(Objective):
Exactly reproduce all the records, keeping pictures out of the copy.

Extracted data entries
:::::

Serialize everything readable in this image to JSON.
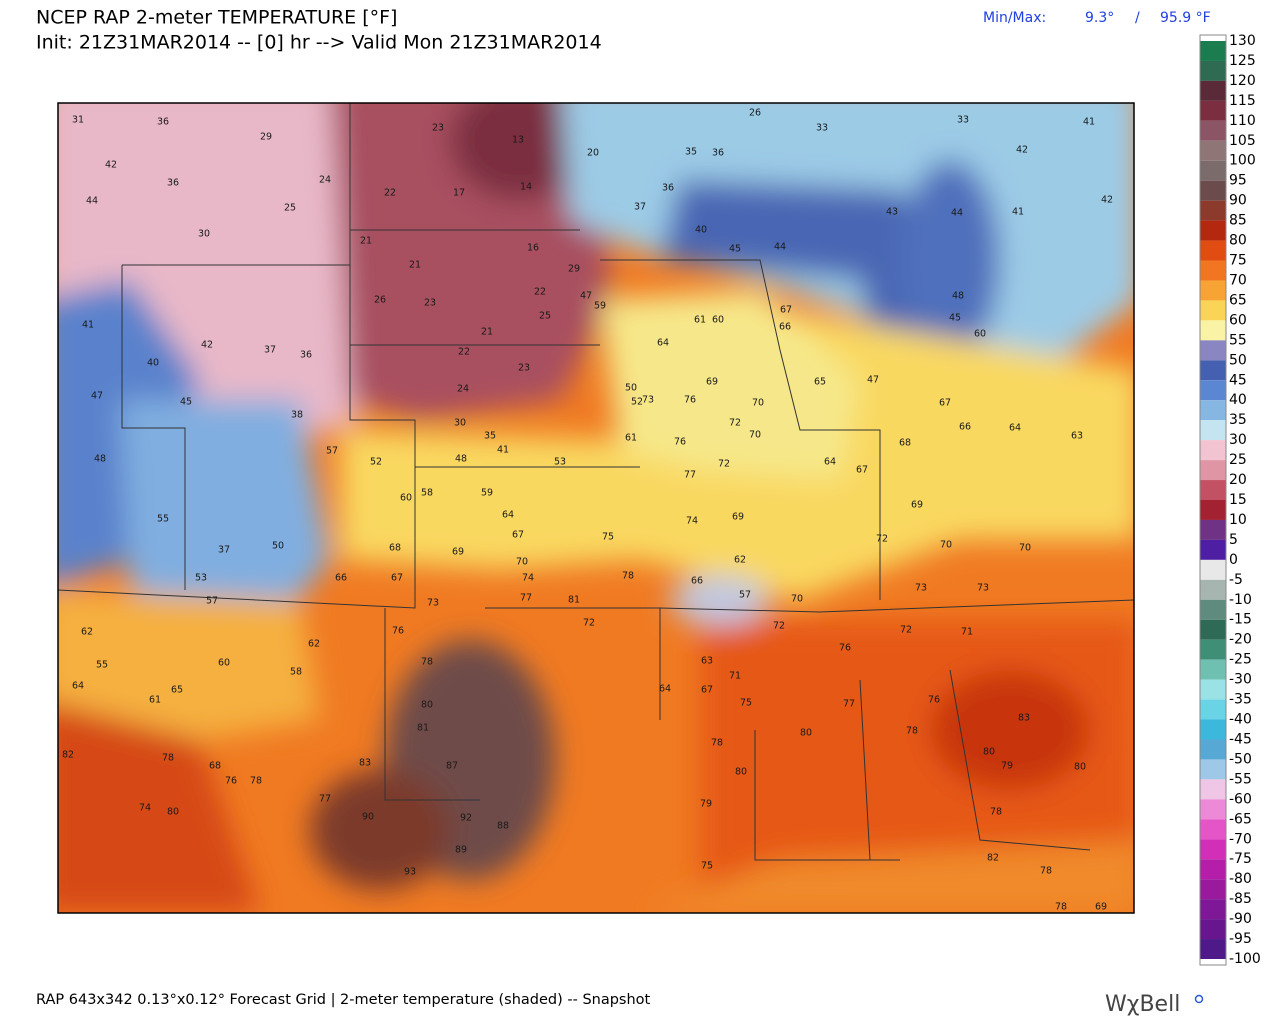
{
  "header": {
    "title": "NCEP RAP 2-meter TEMPERATURE [°F]",
    "subtitle": "Init: 21Z31MAR2014 -- [0] hr --> Valid Mon 21Z31MAR2014"
  },
  "minmax": {
    "label": "Min/Max:",
    "min": "9.3°",
    "separator": "/",
    "max": "95.9 °F"
  },
  "colorbar": {
    "labels": [
      130,
      125,
      120,
      115,
      110,
      105,
      100,
      95,
      90,
      85,
      80,
      75,
      70,
      65,
      60,
      55,
      50,
      45,
      40,
      35,
      30,
      25,
      20,
      15,
      10,
      5,
      0,
      -5,
      -10,
      -15,
      -20,
      -25,
      -30,
      -35,
      -40,
      -45,
      -50,
      -55,
      -60,
      -65,
      -70,
      -75,
      -80,
      -85,
      -90,
      -95,
      -100
    ],
    "colors": [
      "#1b7d4f",
      "#2f6a52",
      "#5a2a38",
      "#7a2e40",
      "#8c5566",
      "#8f7576",
      "#7c6b6b",
      "#6b4b4b",
      "#8c3a2b",
      "#b3280f",
      "#e04c12",
      "#f27522",
      "#f8a435",
      "#f9d457",
      "#faf2a4",
      "#8a86c2",
      "#4560b0",
      "#5a86d2",
      "#86b6e2",
      "#c4e4f2",
      "#f2c4d2",
      "#e095a5",
      "#c25263",
      "#a22232",
      "#6f3284",
      "#4e1fa3",
      "#e8e8e8",
      "#a6b5b0",
      "#5f8a7e",
      "#2e6a55",
      "#3f8f77",
      "#6fc0b0",
      "#9ae2e6",
      "#6ad4e6",
      "#3cb8dc",
      "#58a8d6",
      "#9ec8e8",
      "#f0c6e6",
      "#ec8ad8",
      "#e456c8",
      "#d22eb8",
      "#b41ea8",
      "#9a1a9e",
      "#7e1896",
      "#68168e",
      "#4e1a8a"
    ]
  },
  "stations": [
    31,
    36,
    29,
    42,
    36,
    24,
    25,
    44,
    30,
    22,
    23,
    13,
    14,
    17,
    21,
    21,
    16,
    29,
    26,
    23,
    22,
    25,
    21,
    22,
    23,
    24,
    30,
    35,
    41,
    53,
    48,
    59,
    58,
    60,
    64,
    67,
    69,
    68,
    70,
    74,
    73,
    77,
    81,
    76,
    78,
    80,
    81,
    83,
    87,
    92,
    88,
    89,
    93,
    82,
    74,
    80,
    78,
    68,
    76,
    78,
    77,
    90,
    62,
    55,
    64,
    65,
    61,
    60,
    58,
    62,
    57,
    53,
    37,
    50,
    45,
    38,
    37,
    36,
    40,
    42,
    41,
    47,
    48,
    55,
    52,
    57,
    66,
    67,
    75,
    78,
    76,
    77,
    72,
    69,
    62,
    57,
    70,
    72,
    76,
    77,
    80,
    80,
    79,
    75,
    78,
    73,
    72,
    71,
    76,
    78,
    80,
    79,
    80,
    78,
    83,
    82,
    78,
    78,
    69,
    66,
    65,
    64,
    67,
    68,
    69,
    72,
    70,
    70,
    73,
    63,
    64,
    66,
    67,
    60,
    45,
    48,
    47,
    44,
    45,
    43,
    44,
    41,
    33,
    41,
    42,
    42,
    35,
    36,
    40,
    37,
    36,
    26,
    33,
    20,
    61,
    60,
    67,
    69,
    70,
    72,
    74,
    73,
    76,
    70,
    64,
    59,
    47,
    50,
    52,
    61,
    66,
    71,
    64,
    63,
    67,
    75,
    72
  ],
  "footer": {
    "grid": "RAP 643x342 0.13°x0.12° Forecast Grid | 2-meter temperature (shaded) -- Snapshot",
    "logo": "WχBell"
  }
}
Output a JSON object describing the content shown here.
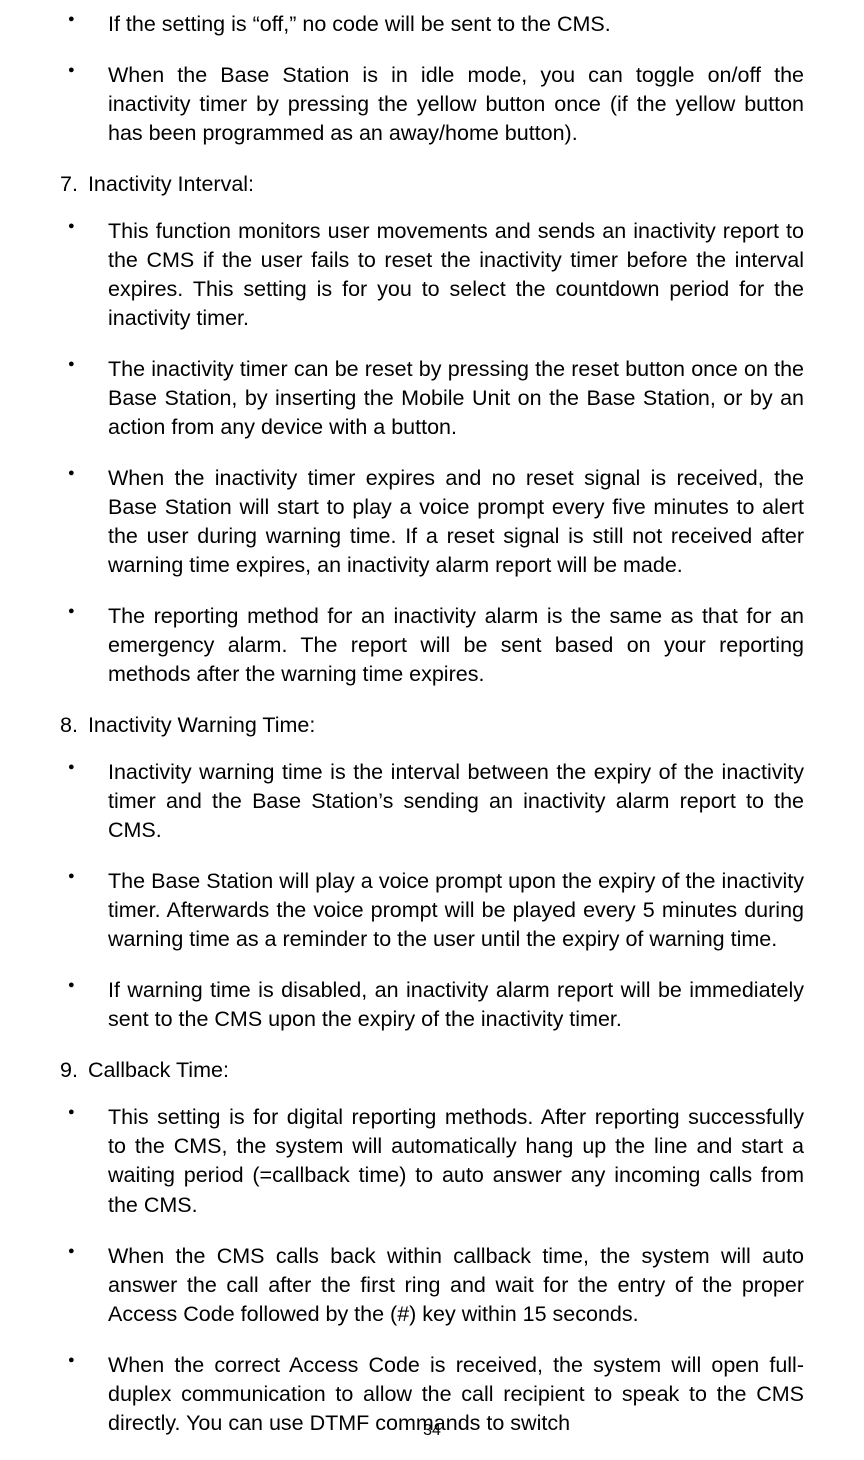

:::::

(Expected answer):
Serialize everything readable in this image to JSON.
{
  "header": {
    "title": "NCEP RAP 2-meter TEMPERATURE [°F]",
    "subtitle": "Init: 21Z31MAR2014 -- [0] hr --> Valid Mon 21Z31MAR2014"
  },
  "minmax": {
    "label": "Min/Max:",
    "min": "9.3°",
    "separator": "/",
    "max": "95.9 °F"
  },
  "colorbar": {
    "labels": [
      130,
      125,
      120,
      115,
      110,
      105,
      100,
      95,
      90,
      85,
      80,
      75,
      70,
      65,
      60,
      55,
      50,
      45,
      40,
      35,
      30,
      25,
      20,
      15,
      10,
      5,
      0,
      -5,
      -10,
      -15,
      -20,
      -25,
      -30,
      -35,
      -40,
      -45,
      -50,
      -55,
      -60,
      -65,
      -70,
      -75,
      -80,
      -85,
      -90,
      -95,
      -100
    ],
    "colors": [
      "#1b7d4f",
      "#2f6a52",
      "#5a2a38",
      "#7a2e40",
      "#8c5566",
      "#8f7576",
      "#7c6b6b",
      "#6b4b4b",
      "#8c3a2b",
      "#b3280f",
      "#e04c12",
      "#f27522",
      "#f8a435",
      "#f9d457",
      "#faf2a4",
      "#8a86c2",
      "#4560b0",
      "#5a86d2",
      "#86b6e2",
      "#c4e4f2",
      "#f2c4d2",
      "#e095a5",
      "#c25263",
      "#a22232",
      "#6f3284",
      "#4e1fa3",
      "#e8e8e8",
      "#a6b5b0",
      "#5f8a7e",
      "#2e6a55",
      "#3f8f77",
      "#6fc0b0",
      "#9ae2e6",
      "#6ad4e6",
      "#3cb8dc",
      "#58a8d6",
      "#9ec8e8",
      "#f0c6e6",
      "#ec8ad8",
      "#e456c8",
      "#d22eb8",
      "#b41ea8",
      "#9a1a9e",
      "#7e1896",
      "#68168e",
      "#4e1a8a"
    ]
  },
  "stations": [
    31,
    36,
    29,
    42,
    36,
    24,
    25,
    44,
    30,
    22,
    23,
    13,
    14,
    17,
    21,
    21,
    16,
    29,
    26,
    23,
    22,
    25,
    21,
    22,
    23,
    24,
    30,
    35,
    41,
    53,
    48,
    59,
    58,
    60,
    64,
    67,
    69,
    68,
    70,
    74,
    73,
    77,
    81,
    76,
    78,
    80,
    81,
    83,
    87,
    92,
    88,
    89,
    93,
    82,
    74,
    80,
    78,
    68,
    76,
    78,
    77,
    90,
    62,
    55,
    64,
    65,
    61,
    60,
    58,
    62,
    57,
    53,
    37,
    50,
    45,
    38,
    37,
    36,
    40,
    42,
    41,
    47,
    48,
    55,
    52,
    57,
    66,
    67,
    75,
    78,
    76,
    77,
    72,
    69,
    62,
    57,
    70,
    72,
    76,
    77,
    80,
    80,
    79,
    75,
    78,
    73,
    72,
    71,
    76,
    78,
    80,
    79,
    80,
    78,
    83,
    82,
    78,
    78,
    69,
    66,
    65,
    64,
    67,
    68,
    69,
    72,
    70,
    70,
    73,
    63,
    64,
    66,
    67,
    60,
    45,
    48,
    47,
    44,
    45,
    43,
    44,
    41,
    33,
    41,
    42,
    42,
    35,
    36,
    40,
    37,
    36,
    26,
    33,
    20,
    61,
    60,
    67,
    69,
    70,
    72,
    74,
    73,
    76,
    70,
    64,
    59,
    47,
    50,
    52,
    61,
    66,
    71,
    64,
    63,
    67,
    75,
    72
  ],
  "footer": {
    "grid": "RAP 643x342 0.13°x0.12° Forecast Grid | 2-meter temperature (shaded) -- Snapshot",
    "logo": "WχBell"
  }
}
Output a JSON object describing the content shown here.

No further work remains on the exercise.